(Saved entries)
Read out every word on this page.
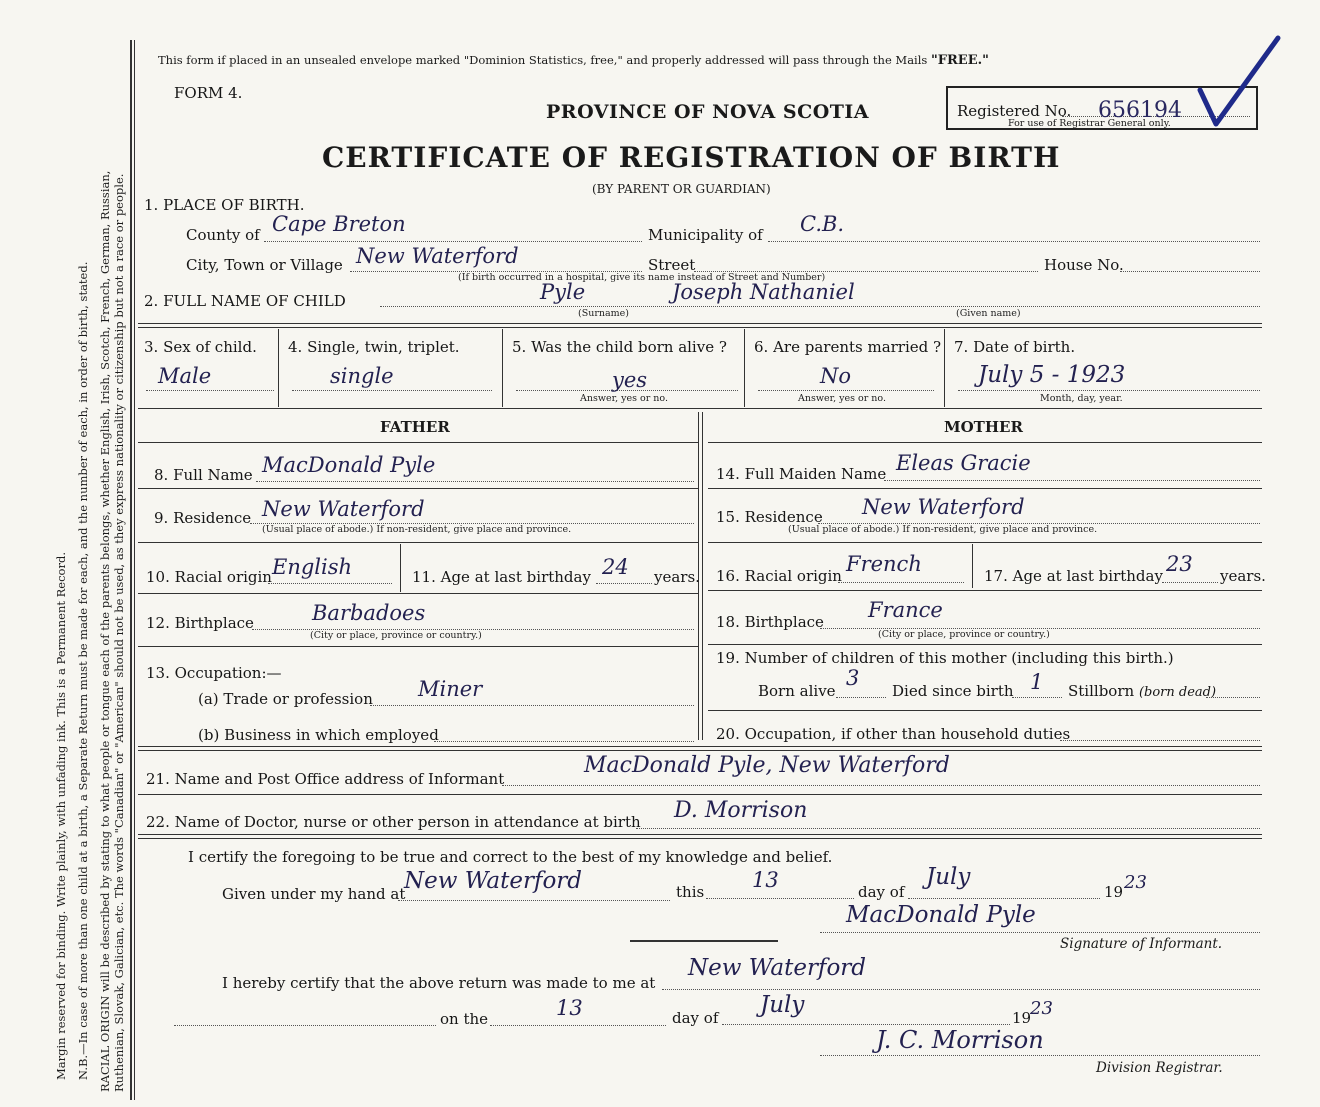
Margin reserved for binding. Write plainly, with unfading ink. This is a Permanent Record. N.B.—In case of more than one child at a birth, a Separate Return must be made for each, and the number of each, in order of birth, stated. RACIAL ORIGIN will be described by stating to what people or tongue each of the parents belongs, whether English, Irish, Scotch, French, German, Russian, Ruthenian, Slovak, Galician, etc. The words "Canadian" or "American" should not be used, as they express nationality or citizenship but not a race or people.
This form if placed in an unsealed envelope marked "Dominion Statistics, free," and properly addressed will pass through the Mails "FREE."
FORM 4.
PROVINCE OF NOVA SCOTIA	Registered No. 656194
For use of Registrar General only.
CERTIFICATE OF REGISTRATION OF BIRTH
(BY PARENT OR GUARDIAN)
1. PLACE OF BIRTH.
County of Cape Breton	Municipality of C.B.
City, Town or Village New Waterford	Street	House No.
(If birth occurred in a hospital, give its name instead of Street and Number)
2. FULL NAME OF CHILD	Pyle	Joseph Nathaniel
(Surname)	(Given name)
3. Sex of child.
Male
4. Single, twin, triplet.
single
5. Was the child born alive ?
yes
Answer, yes or no.
6. Are parents married ?
No
Answer, yes or no.
7. Date of birth.
July 5 - 1923
Month, day, year.
FATHER	MOTHER
8. Full Name MacDonald Pyle
9. Residence New Waterford
(Usual place of abode.) If non-resident, give place and province.
10. Racial origin English	11. Age at last birthday 24 years.
12. Birthplace	Barbadoes
(City or place, province or country.)
13. Occupation:—
(a) Trade or profession Miner
(b) Business in which employed
14. Full Maiden Name Eleas Gracie
15. Residence New Waterford
(Usual place of abode.) If non-resident, give place and province.
16. Racial origin French	17. Age at last birthday 23 years.
18. Birthplace France
(City or place, province or country.)
19. Number of children of this mother (including this birth.)
Born alive
3
Died since birth 1 Stillborn (born dead)
20. Occupation, if other than household duties
21. Name and Post Office address of Informant
MacDonald Pyle, New Waterford
22. Name of Doctor, nurse or other person in attendance at birth D. Morrison
I certify the foregoing to be true and correct to the best of my knowledge and belief.
Given under my hand at
New Waterford	this 13	day of
July
19 23
MacDonald Pyle
Signature of Informant.
I hereby certify that the above return was made to me at
New Waterford
on the	13	day of July	19
23
J. C. Morrison
Division Registrar.
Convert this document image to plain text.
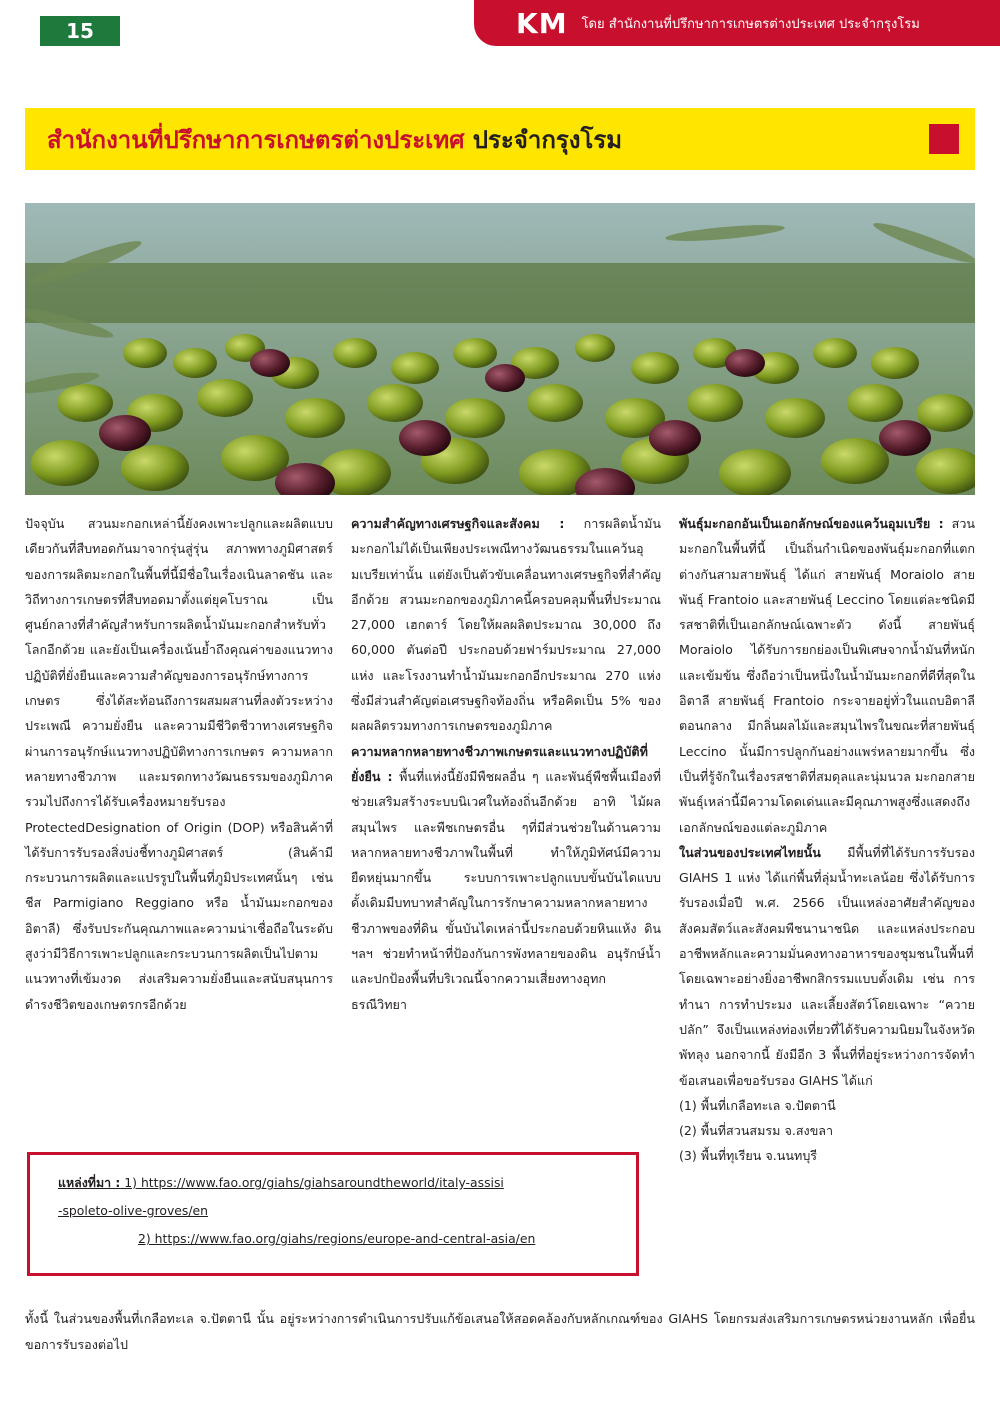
15	KM โดย สำนักงานที่ปรึกษาการเกษตรต่างประเทศ ประจำกรุงโรม
สำนักงานที่ปรึกษาการเกษตรต่างประเทศ ประจำกรุงโรม

ปัจจุบัน สวนมะกอกเหล่านี้ยังคงเพาะปลูกและผลิตแบบเดียวกันที่สืบทอดกันมาจากรุ่นสู่รุ่น สภาพทางภูมิศาสตร์ของการผลิตมะกอกในพื้นที่นี้มีชื่อในเรื่องเนินลาดชัน และวิถีทางการเกษตรที่สืบทอดมาตั้งแต่ยุคโบราณ เป็นศูนย์กลางที่สำคัญสำหรับการผลิตน้ำมันมะกอกสำหรับทั่วโลกอีกด้วย และยังเป็นเครื่องเน้นย้ำถึงคุณค่าของแนวทางปฏิบัติที่ยั่งยืนและความสำคัญของการอนุรักษ์ทางการเกษตร ซึ่งได้สะท้อนถึงการผสมผสานที่ลงตัวระหว่างประเพณี ความยั่งยืน และความมีชีวิตชีวาทางเศรษฐกิจผ่านการอนุรักษ์แนวทางปฏิบัติทางการเกษตร ความหลากหลายทางชีวภาพ และมรดกทางวัฒนธรรมของภูมิภาครวมไปถึงการได้รับเครื่องหมายรับรอง ProtectedDesignation of Origin (DOP) หรือสินค้าที่ได้รับการรับรองสิ่งบ่งชี้ทางภูมิศาสตร์ (สินค้ามีกระบวนการผลิตและแปรรูปในพื้นที่ภูมิประเทศนั้นๆ เช่น ชีส Parmigiano Reggiano หรือ น้ำมันมะกอกของอิตาลี) ซึ่งรับประกันคุณภาพและความน่าเชื่อถือในระดับสูงว่ามีวิธีการเพาะปลูกและกระบวนการผลิตเป็นไปตามแนวทางที่เข้มงวด ส่งเสริมความยั่งยืนและสนับสนุนการดำรงชีวิตของเกษตรกรอีกด้วย

ความสำคัญทางเศรษฐกิจและสังคม : การผลิตน้ำมันมะกอกไม่ได้เป็นเพียงประเพณีทางวัฒนธรรมในแคว้นอุมเบรียเท่านั้น แต่ยังเป็นตัวขับเคลื่อนทางเศรษฐกิจที่สำคัญอีกด้วย สวนมะกอกของภูมิภาคนี้ครอบคลุมพื้นที่ประมาณ 27,000 เฮกตาร์ โดยให้ผลผลิตประมาณ 30,000 ถึง 60,000 ตันต่อปี ประกอบด้วยฟาร์มประมาณ 27,000 แห่ง และโรงงานทำน้ำมันมะกอกอีกประมาณ 270 แห่ง ซึ่งมีส่วนสำคัญต่อเศรษฐกิจท้องถิ่น หรือคิดเป็น 5% ของผลผลิตรวมทางการเกษตรของภูมิภาค

ความหลากหลายทางชีวภาพเกษตรและแนวทางปฏิบัติที่ยั่งยืน : พื้นที่แห่งนี้ยังมีพืชผลอื่น ๆ และพันธุ์พืชพื้นเมืองที่ช่วยเสริมสร้างระบบนิเวศในท้องถิ่นอีกด้วย อาทิ ไม้ผล สมุนไพร และพืชเกษตรอื่น ๆที่มีส่วนช่วยในด้านความหลากหลายทางชีวภาพในพื้นที่ ทำให้ภูมิทัศน์มีความยืดหยุ่นมากขึ้น ระบบการเพาะปลูกแบบขั้นบันไดแบบดั้งเดิมมีบทบาทสำคัญในการรักษาความหลากหลายทางชีวภาพของที่ดิน ขั้นบันไดเหล่านี้ประกอบด้วยหินแห้ง ดิน ฯลฯ ช่วยทำหน้าที่ป้องกันการพังทลายของดิน อนุรักษ์น้ำ และปกป้องพื้นที่บริเวณนี้จากความเสี่ยงทางอุทกธรณีวิทยา

พันธุ์มะกอกอันเป็นเอกลักษณ์ของแคว้นอุมเบรีย : สวนมะกอกในพื้นที่นี้ เป็นถิ่นกำเนิดของพันธุ์มะกอกที่แตกต่างกันสามสายพันธุ์ ได้แก่ สายพันธุ์ Moraiolo สายพันธุ์ Frantoio และสายพันธุ์ Leccino โดยแต่ละชนิดมีรสชาติที่เป็นเอกลักษณ์เฉพาะตัว ดังนี้ สายพันธุ์ Moraiolo ได้รับการยกย่องเป็นพิเศษจากน้ำมันที่หนักและเข้มข้น ซึ่งถือว่าเป็นหนึ่งในน้ำมันมะกอกที่ดีที่สุดในอิตาลี สายพันธุ์ Frantoio กระจายอยู่ทั่วในแถบอิตาลีตอนกลาง มีกลิ่นผลไม้และสมุนไพรในขณะที่สายพันธุ์ Leccino นั้นมีการปลูกกันอย่างแพร่หลายมากขึ้น ซึ่งเป็นที่รู้จักในเรื่องรสชาติที่สมดุลและนุ่มนวล มะกอกสายพันธุ์เหล่านี้มีความโดดเด่นและมีคุณภาพสูงซึ่งแสดงถึงเอกลักษณ์ของแต่ละภูมิภาค

ในส่วนของประเทศไทยนั้น มีพื้นที่ที่ได้รับการรับรอง GIAHS 1 แห่ง ได้แก่พื้นที่ลุ่มน้ำทะเลน้อย ซึ่งได้รับการรับรองเมื่อปี พ.ศ. 2566 เป็นแหล่งอาศัยสำคัญของสังคมสัตว์และสังคมพืชนานาชนิด และแหล่งประกอบอาชีพหลักและความมั่นคงทางอาหารของชุมชนในพื้นที่ โดยเฉพาะอย่างยิ่งอาชีพกสิกรรมแบบดั้งเดิม เช่น การทำนา การทำประมง และเลี้ยงสัตว์โดยเฉพาะ “ควายปลัก” จึงเป็นแหล่งท่องเที่ยวที่ได้รับความนิยมในจังหวัดพัทลุง นอกจากนี้ ยังมีอีก 3 พื้นที่ที่อยู่ระหว่างการจัดทำข้อเสนอเพื่อขอรับรอง GIAHS ได้แก่

(1) พื้นที่เกลือทะเล จ.ปัตตานี
(2) พื้นที่สวนสมรม จ.สงขลา
(3) พื้นที่ทุเรียน จ.นนทบุรี
แหล่งที่มา : 1) https://www.fao.org/giahs/giahsaroundtheworld/italy-assisi
-spoleto-olive-groves/en
2) https://www.fao.org/giahs/regions/europe-and-central-asia/en
ทั้งนี้ ในส่วนของพื้นที่เกลือทะเล จ.ปัตตานี นั้น อยู่ระหว่างการดำเนินการปรับแก้ข้อเสนอให้สอดคล้องกับหลักเกณฑ์ของ GIAHS โดยกรมส่งเสริมการเกษตรหน่วยงานหลัก เพื่อยื่นขอการรับรองต่อไป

== Description of the task ==
Return each line of the data that contains the string "Pyle".

== Solution for this exercise ==
2. FULL NAME OF CHILD	Pyle	Joseph Nathaniel
8. Full Name MacDonald Pyle
MacDonald Pyle, New Waterford
MacDonald Pyle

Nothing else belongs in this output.